> _AIM OF THE EXERCISE_:
Write out every item below character for character, keeping their original order.

[Element and coordinate records]
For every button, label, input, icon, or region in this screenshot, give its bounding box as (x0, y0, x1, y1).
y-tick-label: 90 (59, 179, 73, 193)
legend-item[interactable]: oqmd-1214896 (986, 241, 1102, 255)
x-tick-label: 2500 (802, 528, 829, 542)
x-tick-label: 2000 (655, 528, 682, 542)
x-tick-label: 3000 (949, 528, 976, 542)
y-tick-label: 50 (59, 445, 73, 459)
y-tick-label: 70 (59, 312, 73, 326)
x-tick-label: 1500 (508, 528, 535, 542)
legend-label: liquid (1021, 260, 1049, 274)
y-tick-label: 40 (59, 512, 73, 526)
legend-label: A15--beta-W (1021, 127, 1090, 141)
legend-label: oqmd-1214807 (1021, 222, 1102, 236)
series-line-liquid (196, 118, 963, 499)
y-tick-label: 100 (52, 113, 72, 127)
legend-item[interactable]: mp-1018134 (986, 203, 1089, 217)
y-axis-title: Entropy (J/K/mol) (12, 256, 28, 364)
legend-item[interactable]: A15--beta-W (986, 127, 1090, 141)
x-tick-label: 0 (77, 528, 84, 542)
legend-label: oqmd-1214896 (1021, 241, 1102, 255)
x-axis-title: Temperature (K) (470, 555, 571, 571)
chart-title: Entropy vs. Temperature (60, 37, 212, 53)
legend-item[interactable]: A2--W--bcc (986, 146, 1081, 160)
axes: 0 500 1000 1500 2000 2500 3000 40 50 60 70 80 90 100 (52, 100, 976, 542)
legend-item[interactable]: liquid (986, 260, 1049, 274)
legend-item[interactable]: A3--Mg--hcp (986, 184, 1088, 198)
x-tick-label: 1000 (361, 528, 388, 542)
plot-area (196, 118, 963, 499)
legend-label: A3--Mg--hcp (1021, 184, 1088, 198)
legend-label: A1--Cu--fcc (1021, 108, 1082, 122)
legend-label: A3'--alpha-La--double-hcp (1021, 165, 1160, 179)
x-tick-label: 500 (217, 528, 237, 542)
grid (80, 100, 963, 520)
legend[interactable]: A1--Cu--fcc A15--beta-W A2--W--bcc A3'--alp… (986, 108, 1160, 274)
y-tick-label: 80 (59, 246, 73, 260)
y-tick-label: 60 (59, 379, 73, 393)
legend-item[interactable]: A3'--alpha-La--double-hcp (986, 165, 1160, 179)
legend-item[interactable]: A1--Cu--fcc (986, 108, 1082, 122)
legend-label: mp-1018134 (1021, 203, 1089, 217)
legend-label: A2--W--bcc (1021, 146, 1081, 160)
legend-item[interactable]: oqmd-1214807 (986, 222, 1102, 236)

> _OUTPUT FOR THIS TASK_:
For every button, label, input, icon, or region in this screenshot, give its bounding box as (x0, y0, x1, y1).
y-tick-label: 90 (59, 179, 73, 193)
legend-item[interactable]: oqmd-1214896 (986, 241, 1102, 255)
x-tick-label: 2500 (802, 528, 829, 542)
x-tick-label: 2000 (655, 528, 682, 542)
x-tick-label: 3000 (949, 528, 976, 542)
y-tick-label: 50 (59, 445, 73, 459)
y-tick-label: 70 (59, 312, 73, 326)
x-tick-label: 1500 (508, 528, 535, 542)
legend-label: liquid (1021, 260, 1049, 274)
y-tick-label: 40 (59, 512, 73, 526)
legend-label: A15--beta-W (1021, 127, 1090, 141)
legend-label: oqmd-1214807 (1021, 222, 1102, 236)
series-line-liquid (196, 118, 963, 499)
y-tick-label: 100 (52, 113, 72, 127)
legend-item[interactable]: mp-1018134 (986, 203, 1089, 217)
y-axis-title: Entropy (J/K/mol) (12, 256, 28, 364)
legend-item[interactable]: A15--beta-W (986, 127, 1090, 141)
x-tick-label: 0 (77, 528, 84, 542)
legend-label: oqmd-1214896 (1021, 241, 1102, 255)
x-axis-title: Temperature (K) (470, 555, 571, 571)
chart-title: Entropy vs. Temperature (60, 37, 212, 53)
legend-item[interactable]: A2--W--bcc (986, 146, 1081, 160)
axes: 0 500 1000 1500 2000 2500 3000 40 50 60 70 80 90 100 (52, 100, 976, 542)
legend-item[interactable]: liquid (986, 260, 1049, 274)
legend-item[interactable]: A3--Mg--hcp (986, 184, 1088, 198)
x-tick-label: 1000 (361, 528, 388, 542)
plot-area (196, 118, 963, 499)
legend-label: A3--Mg--hcp (1021, 184, 1088, 198)
legend-label: A1--Cu--fcc (1021, 108, 1082, 122)
legend-label: A3'--alpha-La--double-hcp (1021, 165, 1160, 179)
x-tick-label: 500 (217, 528, 237, 542)
grid (80, 100, 963, 520)
legend[interactable]: A1--Cu--fcc A15--beta-W A2--W--bcc A3'--alp… (986, 108, 1160, 274)
y-tick-label: 80 (59, 246, 73, 260)
y-tick-label: 60 (59, 379, 73, 393)
legend-item[interactable]: A3'--alpha-La--double-hcp (986, 165, 1160, 179)
legend-item[interactable]: A1--Cu--fcc (986, 108, 1082, 122)
legend-label: mp-1018134 (1021, 203, 1089, 217)
legend-label: A2--W--bcc (1021, 146, 1081, 160)
legend-item[interactable]: oqmd-1214807 (986, 222, 1102, 236)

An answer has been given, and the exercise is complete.